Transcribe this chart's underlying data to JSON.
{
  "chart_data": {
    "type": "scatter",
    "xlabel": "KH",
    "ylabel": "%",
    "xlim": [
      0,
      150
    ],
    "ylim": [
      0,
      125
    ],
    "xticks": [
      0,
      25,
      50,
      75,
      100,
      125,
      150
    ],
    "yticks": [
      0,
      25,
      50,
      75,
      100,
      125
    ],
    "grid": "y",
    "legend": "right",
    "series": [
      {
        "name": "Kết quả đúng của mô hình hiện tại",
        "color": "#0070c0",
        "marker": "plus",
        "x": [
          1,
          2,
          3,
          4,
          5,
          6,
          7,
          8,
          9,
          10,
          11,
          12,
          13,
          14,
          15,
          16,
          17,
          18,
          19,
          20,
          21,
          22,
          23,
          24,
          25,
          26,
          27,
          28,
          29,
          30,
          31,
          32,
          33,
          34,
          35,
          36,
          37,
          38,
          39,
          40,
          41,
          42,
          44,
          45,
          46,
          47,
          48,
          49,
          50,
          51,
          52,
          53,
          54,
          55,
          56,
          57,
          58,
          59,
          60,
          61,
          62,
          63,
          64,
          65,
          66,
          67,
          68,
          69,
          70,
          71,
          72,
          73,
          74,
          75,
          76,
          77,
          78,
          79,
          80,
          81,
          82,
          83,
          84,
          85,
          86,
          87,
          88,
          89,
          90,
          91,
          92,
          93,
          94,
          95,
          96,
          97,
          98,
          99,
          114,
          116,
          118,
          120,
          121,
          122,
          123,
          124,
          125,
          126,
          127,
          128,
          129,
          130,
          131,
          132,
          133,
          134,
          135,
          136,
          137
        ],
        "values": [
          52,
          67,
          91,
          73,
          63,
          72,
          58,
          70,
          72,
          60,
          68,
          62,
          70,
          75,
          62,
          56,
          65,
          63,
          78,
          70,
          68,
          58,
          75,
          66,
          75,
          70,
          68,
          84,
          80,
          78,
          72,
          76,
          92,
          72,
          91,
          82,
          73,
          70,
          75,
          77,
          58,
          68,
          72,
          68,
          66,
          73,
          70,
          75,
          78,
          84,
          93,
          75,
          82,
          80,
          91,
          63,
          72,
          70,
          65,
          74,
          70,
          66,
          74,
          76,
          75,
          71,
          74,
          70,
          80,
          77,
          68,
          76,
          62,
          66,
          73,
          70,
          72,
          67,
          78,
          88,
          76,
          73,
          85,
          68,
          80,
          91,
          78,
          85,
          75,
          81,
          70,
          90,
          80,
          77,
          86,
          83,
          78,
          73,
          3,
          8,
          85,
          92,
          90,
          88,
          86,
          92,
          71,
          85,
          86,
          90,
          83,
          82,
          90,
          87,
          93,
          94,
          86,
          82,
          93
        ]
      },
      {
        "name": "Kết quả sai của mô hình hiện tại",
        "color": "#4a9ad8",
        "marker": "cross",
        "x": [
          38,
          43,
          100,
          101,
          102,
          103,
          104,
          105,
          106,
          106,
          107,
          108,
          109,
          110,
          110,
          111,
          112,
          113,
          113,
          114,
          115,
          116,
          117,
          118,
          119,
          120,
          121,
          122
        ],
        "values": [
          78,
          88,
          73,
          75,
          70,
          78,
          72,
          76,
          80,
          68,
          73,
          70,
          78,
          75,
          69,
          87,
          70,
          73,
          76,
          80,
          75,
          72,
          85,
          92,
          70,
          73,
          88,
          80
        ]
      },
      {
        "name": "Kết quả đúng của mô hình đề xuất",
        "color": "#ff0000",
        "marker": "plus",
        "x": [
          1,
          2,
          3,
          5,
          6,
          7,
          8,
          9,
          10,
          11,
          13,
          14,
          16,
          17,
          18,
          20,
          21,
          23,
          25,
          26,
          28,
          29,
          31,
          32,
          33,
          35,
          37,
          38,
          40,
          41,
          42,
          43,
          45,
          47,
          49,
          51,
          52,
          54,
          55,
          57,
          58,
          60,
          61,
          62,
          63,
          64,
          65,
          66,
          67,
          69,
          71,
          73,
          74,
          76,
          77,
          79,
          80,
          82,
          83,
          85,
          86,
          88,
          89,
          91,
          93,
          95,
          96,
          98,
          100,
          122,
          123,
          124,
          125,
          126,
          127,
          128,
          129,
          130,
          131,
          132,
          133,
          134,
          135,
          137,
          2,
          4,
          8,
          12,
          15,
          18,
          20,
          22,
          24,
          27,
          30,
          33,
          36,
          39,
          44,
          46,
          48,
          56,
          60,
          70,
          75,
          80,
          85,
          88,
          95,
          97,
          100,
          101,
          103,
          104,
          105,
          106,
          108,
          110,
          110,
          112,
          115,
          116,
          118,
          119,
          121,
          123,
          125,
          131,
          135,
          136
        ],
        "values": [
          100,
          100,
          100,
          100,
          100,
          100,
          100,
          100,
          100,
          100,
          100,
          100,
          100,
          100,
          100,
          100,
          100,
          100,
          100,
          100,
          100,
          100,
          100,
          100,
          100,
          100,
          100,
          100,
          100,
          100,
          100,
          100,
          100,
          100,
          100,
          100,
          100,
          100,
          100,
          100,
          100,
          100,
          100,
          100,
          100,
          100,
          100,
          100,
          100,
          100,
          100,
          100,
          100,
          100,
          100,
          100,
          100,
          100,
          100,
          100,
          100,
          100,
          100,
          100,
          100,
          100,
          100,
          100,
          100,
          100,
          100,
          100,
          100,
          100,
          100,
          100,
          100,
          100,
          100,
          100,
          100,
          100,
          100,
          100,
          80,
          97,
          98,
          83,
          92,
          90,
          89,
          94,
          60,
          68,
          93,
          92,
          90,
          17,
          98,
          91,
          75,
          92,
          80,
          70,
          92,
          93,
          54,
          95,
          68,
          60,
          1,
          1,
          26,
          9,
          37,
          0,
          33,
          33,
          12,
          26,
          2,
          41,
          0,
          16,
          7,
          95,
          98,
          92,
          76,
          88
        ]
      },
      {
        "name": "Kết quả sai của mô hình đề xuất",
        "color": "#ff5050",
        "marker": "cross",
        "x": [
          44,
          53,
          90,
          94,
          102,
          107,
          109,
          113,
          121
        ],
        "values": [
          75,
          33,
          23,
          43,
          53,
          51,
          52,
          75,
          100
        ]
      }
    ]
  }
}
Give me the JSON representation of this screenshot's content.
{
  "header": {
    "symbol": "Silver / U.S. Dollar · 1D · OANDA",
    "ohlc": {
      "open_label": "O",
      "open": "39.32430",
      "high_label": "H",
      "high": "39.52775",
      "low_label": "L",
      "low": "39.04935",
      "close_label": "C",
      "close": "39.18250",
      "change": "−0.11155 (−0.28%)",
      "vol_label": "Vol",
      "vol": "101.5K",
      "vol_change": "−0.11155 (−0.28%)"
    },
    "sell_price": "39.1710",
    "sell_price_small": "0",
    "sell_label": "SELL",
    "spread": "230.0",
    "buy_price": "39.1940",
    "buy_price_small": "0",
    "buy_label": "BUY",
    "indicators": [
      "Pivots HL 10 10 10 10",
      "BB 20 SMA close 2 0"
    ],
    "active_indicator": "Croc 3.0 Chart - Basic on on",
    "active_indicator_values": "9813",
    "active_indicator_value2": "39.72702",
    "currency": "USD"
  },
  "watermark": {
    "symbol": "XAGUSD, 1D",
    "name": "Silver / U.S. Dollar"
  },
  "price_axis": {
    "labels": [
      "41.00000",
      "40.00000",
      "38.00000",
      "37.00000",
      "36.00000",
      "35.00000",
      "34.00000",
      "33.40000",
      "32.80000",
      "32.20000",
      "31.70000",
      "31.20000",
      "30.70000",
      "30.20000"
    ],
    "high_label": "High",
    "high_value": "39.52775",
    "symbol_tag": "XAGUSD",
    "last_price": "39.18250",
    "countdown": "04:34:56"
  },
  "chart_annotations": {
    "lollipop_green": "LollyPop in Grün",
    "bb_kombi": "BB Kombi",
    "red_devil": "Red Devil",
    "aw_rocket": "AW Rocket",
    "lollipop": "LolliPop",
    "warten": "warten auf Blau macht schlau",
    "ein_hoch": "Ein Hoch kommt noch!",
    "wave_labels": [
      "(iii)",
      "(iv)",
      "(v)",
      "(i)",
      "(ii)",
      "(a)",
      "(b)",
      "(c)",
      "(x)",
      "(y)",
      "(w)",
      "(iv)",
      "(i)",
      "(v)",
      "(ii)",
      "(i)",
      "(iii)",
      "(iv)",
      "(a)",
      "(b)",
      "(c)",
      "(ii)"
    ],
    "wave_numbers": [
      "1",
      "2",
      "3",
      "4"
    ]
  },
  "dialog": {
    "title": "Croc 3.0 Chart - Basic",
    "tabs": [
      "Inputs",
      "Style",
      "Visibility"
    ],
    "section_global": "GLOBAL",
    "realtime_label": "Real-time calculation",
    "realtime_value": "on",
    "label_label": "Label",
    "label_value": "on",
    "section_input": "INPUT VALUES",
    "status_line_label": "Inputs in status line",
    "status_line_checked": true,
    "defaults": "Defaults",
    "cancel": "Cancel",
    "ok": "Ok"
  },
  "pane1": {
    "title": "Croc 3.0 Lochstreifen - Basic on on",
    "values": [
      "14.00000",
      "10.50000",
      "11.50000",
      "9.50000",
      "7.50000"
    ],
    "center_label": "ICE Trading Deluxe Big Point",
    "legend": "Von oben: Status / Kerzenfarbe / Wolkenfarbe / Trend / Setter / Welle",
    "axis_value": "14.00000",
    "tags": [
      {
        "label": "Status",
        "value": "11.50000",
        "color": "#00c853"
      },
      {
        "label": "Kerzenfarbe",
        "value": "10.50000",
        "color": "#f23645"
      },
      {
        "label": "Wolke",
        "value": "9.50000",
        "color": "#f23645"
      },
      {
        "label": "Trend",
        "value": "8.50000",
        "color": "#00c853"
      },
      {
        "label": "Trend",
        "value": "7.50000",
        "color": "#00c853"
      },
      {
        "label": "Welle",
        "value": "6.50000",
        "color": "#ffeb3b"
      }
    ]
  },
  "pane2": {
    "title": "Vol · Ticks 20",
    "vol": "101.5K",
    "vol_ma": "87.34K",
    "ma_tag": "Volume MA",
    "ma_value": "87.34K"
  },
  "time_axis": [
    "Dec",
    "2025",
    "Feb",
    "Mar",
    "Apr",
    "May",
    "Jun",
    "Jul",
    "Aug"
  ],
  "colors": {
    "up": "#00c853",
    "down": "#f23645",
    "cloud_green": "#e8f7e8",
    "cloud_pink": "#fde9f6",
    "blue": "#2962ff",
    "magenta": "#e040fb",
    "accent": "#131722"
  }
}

▶ REQUIREMENT
Lines that hold "JSON" are the ones to copy; find all of them.

▶ SOLUTION FOR THIS PROBLEM
Transcribe this chart's underlying data to JSON.
Give me the JSON representation of this screenshot's content.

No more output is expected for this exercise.